Stored data entries
* * *

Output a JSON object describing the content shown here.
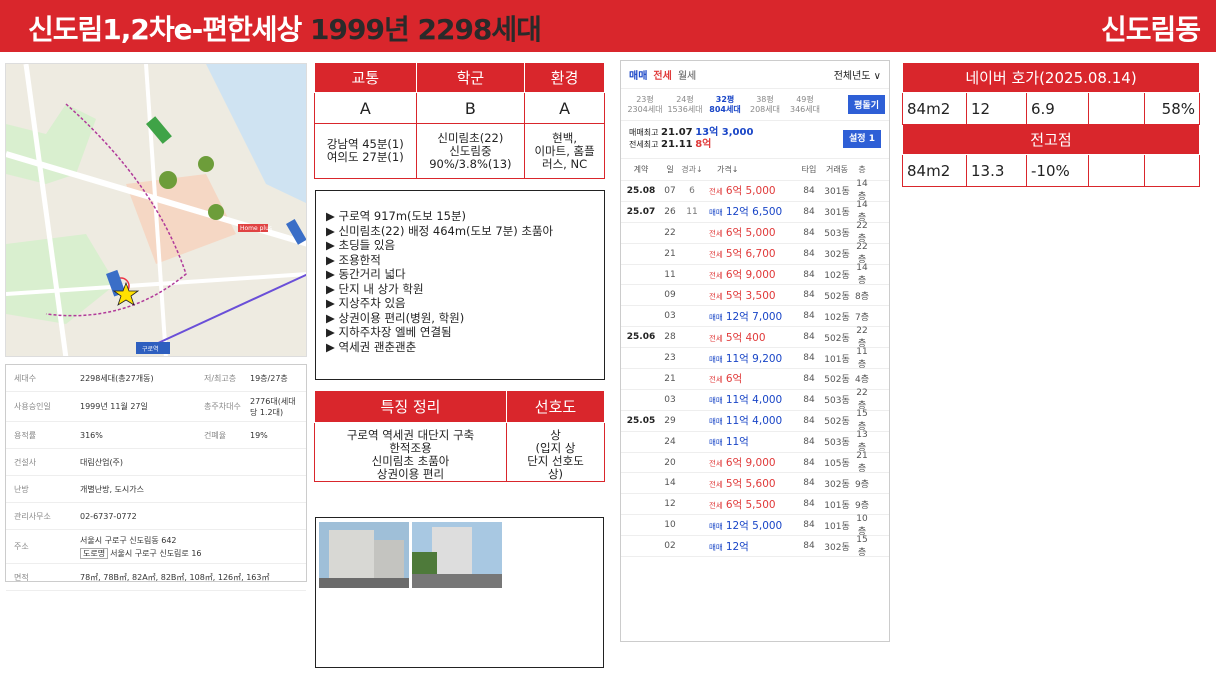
{
  "header": {
    "title": "신도림1,2차e-편한세상",
    "sub": " 1999년 2298세대",
    "region": "신도림동"
  },
  "map": {
    "labels": [
      "Home plus",
      "구로역",
      "신도림초",
      "신미림초",
      "신도림중"
    ],
    "bus": "구로역"
  },
  "info": {
    "rows": [
      {
        "k": "세대수",
        "v": "2298세대(총27개동)",
        "k2": "저/최고층",
        "v2": "19층/27층"
      },
      {
        "k": "사용승인일",
        "v": "1999년 11월 27일",
        "k2": "총주차대수",
        "v2": "2776대(세대당 1.2대)"
      },
      {
        "k": "용적률",
        "v": "316%",
        "k2": "건폐율",
        "v2": "19%"
      },
      {
        "k": "건설사",
        "v": "대림산업(주)"
      },
      {
        "k": "난방",
        "v": "개별난방, 도시가스"
      },
      {
        "k": "관리사무소",
        "v": "02-6737-0772"
      },
      {
        "k": "주소",
        "v": "서울시 구로구 신도림동 642",
        "v_road": "서울시 구로구 신도림로 16",
        "road_tag": "도로명"
      },
      {
        "k": "면적",
        "v": "78㎡, 78B㎡, 82A㎡, 82B㎡, 108㎡, 126㎡, 163㎡"
      }
    ]
  },
  "grades": {
    "headers": [
      "교통",
      "학군",
      "환경"
    ],
    "grades": [
      "A",
      "B",
      "A"
    ],
    "details": [
      [
        "강남역 45분(1)",
        "여의도 27분(1)"
      ],
      [
        "신미림초(22)",
        "신도림중",
        "90%/3.8%(13)"
      ],
      [
        "현백,",
        "이마트, 홈플",
        "러스, NC"
      ]
    ]
  },
  "bullets": [
    "▶ 구로역 917m(도보 15분)",
    "▶ 신미림초(22) 배정 464m(도보 7분) 초품아",
    "▶ 초딩들 있음",
    "▶ 조용한적",
    "▶ 동간거리 넓다",
    "▶ 단지 내 상가 학원",
    "▶ 지상주차 있음",
    "▶ 상권이용 편리(병원, 학원)",
    "▶ 지하주차장 엘베 연결됨",
    "▶ 역세권 괜춘괜춘"
  ],
  "features": {
    "h1": "특징 정리",
    "h2": "선호도",
    "left": [
      "구로역 역세권 대단지 구축",
      "한적조용",
      "신미림초 초품아",
      "상권이용 편리"
    ],
    "right": [
      "상",
      "(입지 상",
      "단지 선호도",
      "상)"
    ]
  },
  "panel": {
    "tabs": [
      "매매",
      "전세",
      "월세"
    ],
    "filter": "전체년도 ∨",
    "sizes": [
      {
        "p": "23평",
        "h": "2304세대"
      },
      {
        "p": "24평",
        "h": "1536세대"
      },
      {
        "p": "32평",
        "h": "804세대"
      },
      {
        "p": "38평",
        "h": "208세대"
      },
      {
        "p": "49평",
        "h": "346세대"
      }
    ],
    "size_btn": "평돌기",
    "max1_label": "매매최고",
    "max1_date": "21.07",
    "max1_val": "13억 3,000",
    "max2_label": "전세최고",
    "max2_date": "21.11",
    "max2_val": "8억",
    "set_btn": "설정 1",
    "cols": [
      "계약",
      "일",
      "경과↓",
      "가격↓",
      "타입",
      "거래동",
      "층"
    ],
    "rows": [
      {
        "m": "25.08",
        "d": "07",
        "e": "6",
        "t": "전세",
        "p": "6억 5,000",
        "ty": "84",
        "dong": "301동",
        "fl": "14층"
      },
      {
        "m": "25.07",
        "d": "26",
        "e": "11",
        "t": "매매",
        "p": "12억 6,500",
        "ty": "84",
        "dong": "301동",
        "fl": "14층"
      },
      {
        "m": "",
        "d": "22",
        "e": "",
        "t": "전세",
        "p": "6억 5,000",
        "ty": "84",
        "dong": "503동",
        "fl": "22층"
      },
      {
        "m": "",
        "d": "21",
        "e": "",
        "t": "전세",
        "p": "5억 6,700",
        "ty": "84",
        "dong": "302동",
        "fl": "22층"
      },
      {
        "m": "",
        "d": "11",
        "e": "",
        "t": "전세",
        "p": "6억 9,000",
        "ty": "84",
        "dong": "102동",
        "fl": "14층"
      },
      {
        "m": "",
        "d": "09",
        "e": "",
        "t": "전세",
        "p": "5억 3,500",
        "ty": "84",
        "dong": "502동",
        "fl": "8층"
      },
      {
        "m": "",
        "d": "03",
        "e": "",
        "t": "매매",
        "p": "12억 7,000",
        "ty": "84",
        "dong": "102동",
        "fl": "7층"
      },
      {
        "m": "25.06",
        "d": "28",
        "e": "",
        "t": "전세",
        "p": "5억 400",
        "ty": "84",
        "dong": "502동",
        "fl": "22층"
      },
      {
        "m": "",
        "d": "23",
        "e": "",
        "t": "매매",
        "p": "11억 9,200",
        "ty": "84",
        "dong": "101동",
        "fl": "11층"
      },
      {
        "m": "",
        "d": "21",
        "e": "",
        "t": "전세",
        "p": "6억",
        "ty": "84",
        "dong": "502동",
        "fl": "4층"
      },
      {
        "m": "",
        "d": "03",
        "e": "",
        "t": "매매",
        "p": "11억 4,000",
        "ty": "84",
        "dong": "503동",
        "fl": "22층"
      },
      {
        "m": "25.05",
        "d": "29",
        "e": "",
        "t": "매매",
        "p": "11억 4,000",
        "ty": "84",
        "dong": "502동",
        "fl": "15층"
      },
      {
        "m": "",
        "d": "24",
        "e": "",
        "t": "매매",
        "p": "11억",
        "ty": "84",
        "dong": "503동",
        "fl": "13층"
      },
      {
        "m": "",
        "d": "20",
        "e": "",
        "t": "전세",
        "p": "6억 9,000",
        "ty": "84",
        "dong": "105동",
        "fl": "21층"
      },
      {
        "m": "",
        "d": "14",
        "e": "",
        "t": "전세",
        "p": "5억 5,600",
        "ty": "84",
        "dong": "302동",
        "fl": "9층"
      },
      {
        "m": "",
        "d": "12",
        "e": "",
        "t": "전세",
        "p": "6억 5,500",
        "ty": "84",
        "dong": "101동",
        "fl": "9층"
      },
      {
        "m": "",
        "d": "10",
        "e": "",
        "t": "매매",
        "p": "12억 5,000",
        "ty": "84",
        "dong": "101동",
        "fl": "10층"
      },
      {
        "m": "",
        "d": "02",
        "e": "",
        "t": "매매",
        "p": "12억",
        "ty": "84",
        "dong": "302동",
        "fl": "15층"
      }
    ]
  },
  "naver": {
    "h1": "네이버 호가(2025.08.14)",
    "r1": [
      "84m2",
      "12",
      "6.9",
      "",
      "58%"
    ],
    "h2": "전고점",
    "r2": [
      "84m2",
      "13.3",
      "-10%",
      "",
      ""
    ]
  }
}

* * *

— Required task —
Each record above should be copied character for character, with pictures dropped.

— Answer —
Output a JSON object describing the content shown here.
{
  "header": {
    "title": "신도림1,2차e-편한세상",
    "sub": " 1999년 2298세대",
    "region": "신도림동"
  },
  "map": {
    "labels": [
      "Home plus",
      "구로역",
      "신도림초",
      "신미림초",
      "신도림중"
    ],
    "bus": "구로역"
  },
  "info": {
    "rows": [
      {
        "k": "세대수",
        "v": "2298세대(총27개동)",
        "k2": "저/최고층",
        "v2": "19층/27층"
      },
      {
        "k": "사용승인일",
        "v": "1999년 11월 27일",
        "k2": "총주차대수",
        "v2": "2776대(세대당 1.2대)"
      },
      {
        "k": "용적률",
        "v": "316%",
        "k2": "건폐율",
        "v2": "19%"
      },
      {
        "k": "건설사",
        "v": "대림산업(주)"
      },
      {
        "k": "난방",
        "v": "개별난방, 도시가스"
      },
      {
        "k": "관리사무소",
        "v": "02-6737-0772"
      },
      {
        "k": "주소",
        "v": "서울시 구로구 신도림동 642",
        "v_road": "서울시 구로구 신도림로 16",
        "road_tag": "도로명"
      },
      {
        "k": "면적",
        "v": "78㎡, 78B㎡, 82A㎡, 82B㎡, 108㎡, 126㎡, 163㎡"
      }
    ]
  },
  "grades": {
    "headers": [
      "교통",
      "학군",
      "환경"
    ],
    "grades": [
      "A",
      "B",
      "A"
    ],
    "details": [
      [
        "강남역 45분(1)",
        "여의도 27분(1)"
      ],
      [
        "신미림초(22)",
        "신도림중",
        "90%/3.8%(13)"
      ],
      [
        "현백,",
        "이마트, 홈플",
        "러스, NC"
      ]
    ]
  },
  "bullets": [
    "▶ 구로역 917m(도보 15분)",
    "▶ 신미림초(22) 배정 464m(도보 7분) 초품아",
    "▶ 초딩들 있음",
    "▶ 조용한적",
    "▶ 동간거리 넓다",
    "▶ 단지 내 상가 학원",
    "▶ 지상주차 있음",
    "▶ 상권이용 편리(병원, 학원)",
    "▶ 지하주차장 엘베 연결됨",
    "▶ 역세권 괜춘괜춘"
  ],
  "features": {
    "h1": "특징 정리",
    "h2": "선호도",
    "left": [
      "구로역 역세권 대단지 구축",
      "한적조용",
      "신미림초 초품아",
      "상권이용 편리"
    ],
    "right": [
      "상",
      "(입지 상",
      "단지 선호도",
      "상)"
    ]
  },
  "panel": {
    "tabs": [
      "매매",
      "전세",
      "월세"
    ],
    "filter": "전체년도 ∨",
    "sizes": [
      {
        "p": "23평",
        "h": "2304세대"
      },
      {
        "p": "24평",
        "h": "1536세대"
      },
      {
        "p": "32평",
        "h": "804세대"
      },
      {
        "p": "38평",
        "h": "208세대"
      },
      {
        "p": "49평",
        "h": "346세대"
      }
    ],
    "size_btn": "평돌기",
    "max1_label": "매매최고",
    "max1_date": "21.07",
    "max1_val": "13억 3,000",
    "max2_label": "전세최고",
    "max2_date": "21.11",
    "max2_val": "8억",
    "set_btn": "설정 1",
    "cols": [
      "계약",
      "일",
      "경과↓",
      "가격↓",
      "타입",
      "거래동",
      "층"
    ],
    "rows": [
      {
        "m": "25.08",
        "d": "07",
        "e": "6",
        "t": "전세",
        "p": "6억 5,000",
        "ty": "84",
        "dong": "301동",
        "fl": "14층"
      },
      {
        "m": "25.07",
        "d": "26",
        "e": "11",
        "t": "매매",
        "p": "12억 6,500",
        "ty": "84",
        "dong": "301동",
        "fl": "14층"
      },
      {
        "m": "",
        "d": "22",
        "e": "",
        "t": "전세",
        "p": "6억 5,000",
        "ty": "84",
        "dong": "503동",
        "fl": "22층"
      },
      {
        "m": "",
        "d": "21",
        "e": "",
        "t": "전세",
        "p": "5억 6,700",
        "ty": "84",
        "dong": "302동",
        "fl": "22층"
      },
      {
        "m": "",
        "d": "11",
        "e": "",
        "t": "전세",
        "p": "6억 9,000",
        "ty": "84",
        "dong": "102동",
        "fl": "14층"
      },
      {
        "m": "",
        "d": "09",
        "e": "",
        "t": "전세",
        "p": "5억 3,500",
        "ty": "84",
        "dong": "502동",
        "fl": "8층"
      },
      {
        "m": "",
        "d": "03",
        "e": "",
        "t": "매매",
        "p": "12억 7,000",
        "ty": "84",
        "dong": "102동",
        "fl": "7층"
      },
      {
        "m": "25.06",
        "d": "28",
        "e": "",
        "t": "전세",
        "p": "5억 400",
        "ty": "84",
        "dong": "502동",
        "fl": "22층"
      },
      {
        "m": "",
        "d": "23",
        "e": "",
        "t": "매매",
        "p": "11억 9,200",
        "ty": "84",
        "dong": "101동",
        "fl": "11층"
      },
      {
        "m": "",
        "d": "21",
        "e": "",
        "t": "전세",
        "p": "6억",
        "ty": "84",
        "dong": "502동",
        "fl": "4층"
      },
      {
        "m": "",
        "d": "03",
        "e": "",
        "t": "매매",
        "p": "11억 4,000",
        "ty": "84",
        "dong": "503동",
        "fl": "22층"
      },
      {
        "m": "25.05",
        "d": "29",
        "e": "",
        "t": "매매",
        "p": "11억 4,000",
        "ty": "84",
        "dong": "502동",
        "fl": "15층"
      },
      {
        "m": "",
        "d": "24",
        "e": "",
        "t": "매매",
        "p": "11억",
        "ty": "84",
        "dong": "503동",
        "fl": "13층"
      },
      {
        "m": "",
        "d": "20",
        "e": "",
        "t": "전세",
        "p": "6억 9,000",
        "ty": "84",
        "dong": "105동",
        "fl": "21층"
      },
      {
        "m": "",
        "d": "14",
        "e": "",
        "t": "전세",
        "p": "5억 5,600",
        "ty": "84",
        "dong": "302동",
        "fl": "9층"
      },
      {
        "m": "",
        "d": "12",
        "e": "",
        "t": "전세",
        "p": "6억 5,500",
        "ty": "84",
        "dong": "101동",
        "fl": "9층"
      },
      {
        "m": "",
        "d": "10",
        "e": "",
        "t": "매매",
        "p": "12억 5,000",
        "ty": "84",
        "dong": "101동",
        "fl": "10층"
      },
      {
        "m": "",
        "d": "02",
        "e": "",
        "t": "매매",
        "p": "12억",
        "ty": "84",
        "dong": "302동",
        "fl": "15층"
      }
    ]
  },
  "naver": {
    "h1": "네이버 호가(2025.08.14)",
    "r1": [
      "84m2",
      "12",
      "6.9",
      "",
      "58%"
    ],
    "h2": "전고점",
    "r2": [
      "84m2",
      "13.3",
      "-10%",
      "",
      ""
    ]
  }
}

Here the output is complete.